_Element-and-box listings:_

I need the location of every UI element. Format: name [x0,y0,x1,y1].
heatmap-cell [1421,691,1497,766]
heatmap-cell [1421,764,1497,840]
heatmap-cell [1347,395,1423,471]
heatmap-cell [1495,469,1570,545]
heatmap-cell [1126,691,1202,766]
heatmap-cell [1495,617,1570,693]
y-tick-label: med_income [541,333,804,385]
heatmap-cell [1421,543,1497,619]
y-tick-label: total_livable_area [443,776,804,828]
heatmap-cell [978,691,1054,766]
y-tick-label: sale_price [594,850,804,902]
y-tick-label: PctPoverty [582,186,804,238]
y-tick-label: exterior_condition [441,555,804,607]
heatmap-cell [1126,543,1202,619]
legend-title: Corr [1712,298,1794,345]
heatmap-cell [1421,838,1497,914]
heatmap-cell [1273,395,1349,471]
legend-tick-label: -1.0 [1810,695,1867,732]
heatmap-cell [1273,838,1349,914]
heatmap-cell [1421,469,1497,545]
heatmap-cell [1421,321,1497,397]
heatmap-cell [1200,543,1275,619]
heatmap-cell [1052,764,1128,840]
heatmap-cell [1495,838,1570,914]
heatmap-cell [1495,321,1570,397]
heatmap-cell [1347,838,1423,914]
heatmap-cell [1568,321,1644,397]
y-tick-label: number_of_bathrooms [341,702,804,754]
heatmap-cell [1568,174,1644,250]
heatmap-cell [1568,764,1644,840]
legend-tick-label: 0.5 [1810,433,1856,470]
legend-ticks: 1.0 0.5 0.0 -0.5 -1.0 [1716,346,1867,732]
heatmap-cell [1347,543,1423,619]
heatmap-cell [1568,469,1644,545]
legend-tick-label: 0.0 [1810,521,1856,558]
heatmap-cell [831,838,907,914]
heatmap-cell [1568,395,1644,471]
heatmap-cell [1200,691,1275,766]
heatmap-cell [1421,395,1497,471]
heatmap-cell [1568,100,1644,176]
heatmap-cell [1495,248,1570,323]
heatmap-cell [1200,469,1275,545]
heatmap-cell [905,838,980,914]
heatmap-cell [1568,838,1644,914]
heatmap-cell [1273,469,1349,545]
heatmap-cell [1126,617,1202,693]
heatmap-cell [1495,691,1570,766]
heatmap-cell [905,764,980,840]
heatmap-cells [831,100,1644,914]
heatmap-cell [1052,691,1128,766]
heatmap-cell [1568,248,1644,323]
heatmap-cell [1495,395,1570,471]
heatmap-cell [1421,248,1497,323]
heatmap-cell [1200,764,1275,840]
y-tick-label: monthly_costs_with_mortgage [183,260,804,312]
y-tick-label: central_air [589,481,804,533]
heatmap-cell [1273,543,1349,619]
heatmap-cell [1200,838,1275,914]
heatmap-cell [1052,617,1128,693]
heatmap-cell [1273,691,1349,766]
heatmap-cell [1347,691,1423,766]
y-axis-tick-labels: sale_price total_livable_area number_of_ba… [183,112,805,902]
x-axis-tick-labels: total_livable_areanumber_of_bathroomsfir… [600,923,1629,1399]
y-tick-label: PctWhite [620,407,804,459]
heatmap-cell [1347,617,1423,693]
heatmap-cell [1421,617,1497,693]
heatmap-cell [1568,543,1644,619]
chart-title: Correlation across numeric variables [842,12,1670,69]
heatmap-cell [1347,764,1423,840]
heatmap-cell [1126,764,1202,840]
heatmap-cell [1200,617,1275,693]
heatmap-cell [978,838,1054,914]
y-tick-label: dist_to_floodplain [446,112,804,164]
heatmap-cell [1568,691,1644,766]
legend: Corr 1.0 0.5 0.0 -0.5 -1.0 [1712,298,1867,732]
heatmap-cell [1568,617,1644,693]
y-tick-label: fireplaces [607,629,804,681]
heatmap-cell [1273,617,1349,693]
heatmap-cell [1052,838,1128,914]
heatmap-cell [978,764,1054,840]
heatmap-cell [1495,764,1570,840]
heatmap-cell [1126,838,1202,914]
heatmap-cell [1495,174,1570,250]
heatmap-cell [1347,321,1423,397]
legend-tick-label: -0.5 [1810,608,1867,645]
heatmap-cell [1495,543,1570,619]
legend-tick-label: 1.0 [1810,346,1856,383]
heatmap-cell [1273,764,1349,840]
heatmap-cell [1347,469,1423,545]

_TASK DIRECTIONS:_
Copy out every line of the entries above word for word, changing nothing.

_ANSWER BELOW:_
I need the location of every UI element. Format: name [x0,y0,x1,y1].
heatmap-cell [1421,691,1497,766]
heatmap-cell [1421,764,1497,840]
heatmap-cell [1347,395,1423,471]
heatmap-cell [1495,469,1570,545]
heatmap-cell [1126,691,1202,766]
heatmap-cell [1495,617,1570,693]
y-tick-label: med_income [541,333,804,385]
heatmap-cell [1421,543,1497,619]
y-tick-label: total_livable_area [443,776,804,828]
heatmap-cell [978,691,1054,766]
y-tick-label: sale_price [594,850,804,902]
y-tick-label: PctPoverty [582,186,804,238]
y-tick-label: exterior_condition [441,555,804,607]
heatmap-cell [1126,543,1202,619]
legend-title: Corr [1712,298,1794,345]
heatmap-cell [1421,838,1497,914]
heatmap-cell [1273,395,1349,471]
legend-tick-label: -1.0 [1810,695,1867,732]
heatmap-cell [1273,838,1349,914]
heatmap-cell [1421,469,1497,545]
heatmap-cell [1421,321,1497,397]
heatmap-cell [1200,543,1275,619]
heatmap-cell [1052,764,1128,840]
heatmap-cell [1495,838,1570,914]
heatmap-cell [1495,321,1570,397]
heatmap-cell [1347,838,1423,914]
heatmap-cell [1568,321,1644,397]
y-tick-label: number_of_bathrooms [341,702,804,754]
heatmap-cell [1568,174,1644,250]
heatmap-cell [1568,764,1644,840]
legend-tick-label: 0.5 [1810,433,1856,470]
legend-ticks: 1.0 0.5 0.0 -0.5 -1.0 [1716,346,1867,732]
heatmap-cell [1347,543,1423,619]
heatmap-cell [1568,469,1644,545]
legend-tick-label: 0.0 [1810,521,1856,558]
heatmap-cell [831,838,907,914]
heatmap-cell [1568,395,1644,471]
heatmap-cell [1200,691,1275,766]
heatmap-cell [1421,395,1497,471]
heatmap-cell [1568,100,1644,176]
heatmap-cell [1495,248,1570,323]
heatmap-cell [1200,469,1275,545]
heatmap-cell [905,838,980,914]
heatmap-cell [1568,838,1644,914]
heatmap-cell [1273,469,1349,545]
heatmap-cell [1126,617,1202,693]
heatmap-cell [1495,691,1570,766]
heatmap-cell [905,764,980,840]
heatmap-cells [831,100,1644,914]
heatmap-cell [1052,691,1128,766]
heatmap-cell [1568,248,1644,323]
heatmap-cell [1495,395,1570,471]
heatmap-cell [1421,248,1497,323]
heatmap-cell [1200,764,1275,840]
y-tick-label: monthly_costs_with_mortgage [183,260,804,312]
y-tick-label: central_air [589,481,804,533]
heatmap-cell [1273,543,1349,619]
heatmap-cell [1200,838,1275,914]
heatmap-cell [1052,617,1128,693]
heatmap-cell [1273,691,1349,766]
heatmap-cell [1347,691,1423,766]
y-axis-tick-labels: sale_price total_livable_area number_of_ba… [183,112,805,902]
x-axis-tick-labels: total_livable_areanumber_of_bathroomsfir… [600,923,1629,1399]
y-tick-label: PctWhite [620,407,804,459]
heatmap-cell [1347,617,1423,693]
heatmap-cell [1421,617,1497,693]
heatmap-cell [1568,543,1644,619]
chart-title: Correlation across numeric variables [842,12,1670,69]
heatmap-cell [1347,764,1423,840]
heatmap-cell [1126,764,1202,840]
heatmap-cell [1200,617,1275,693]
heatmap-cell [978,838,1054,914]
y-tick-label: dist_to_floodplain [446,112,804,164]
heatmap-cell [1568,691,1644,766]
legend: Corr 1.0 0.5 0.0 -0.5 -1.0 [1712,298,1867,732]
heatmap-cell [1568,617,1644,693]
y-tick-label: fireplaces [607,629,804,681]
heatmap-cell [1273,617,1349,693]
heatmap-cell [1052,838,1128,914]
heatmap-cell [978,764,1054,840]
heatmap-cell [1495,764,1570,840]
heatmap-cell [1126,838,1202,914]
heatmap-cell [1495,174,1570,250]
heatmap-cell [1347,321,1423,397]
legend-tick-label: -0.5 [1810,608,1867,645]
heatmap-cell [1495,543,1570,619]
legend-tick-label: 1.0 [1810,346,1856,383]
heatmap-cell [1273,764,1349,840]
heatmap-cell [1347,469,1423,545]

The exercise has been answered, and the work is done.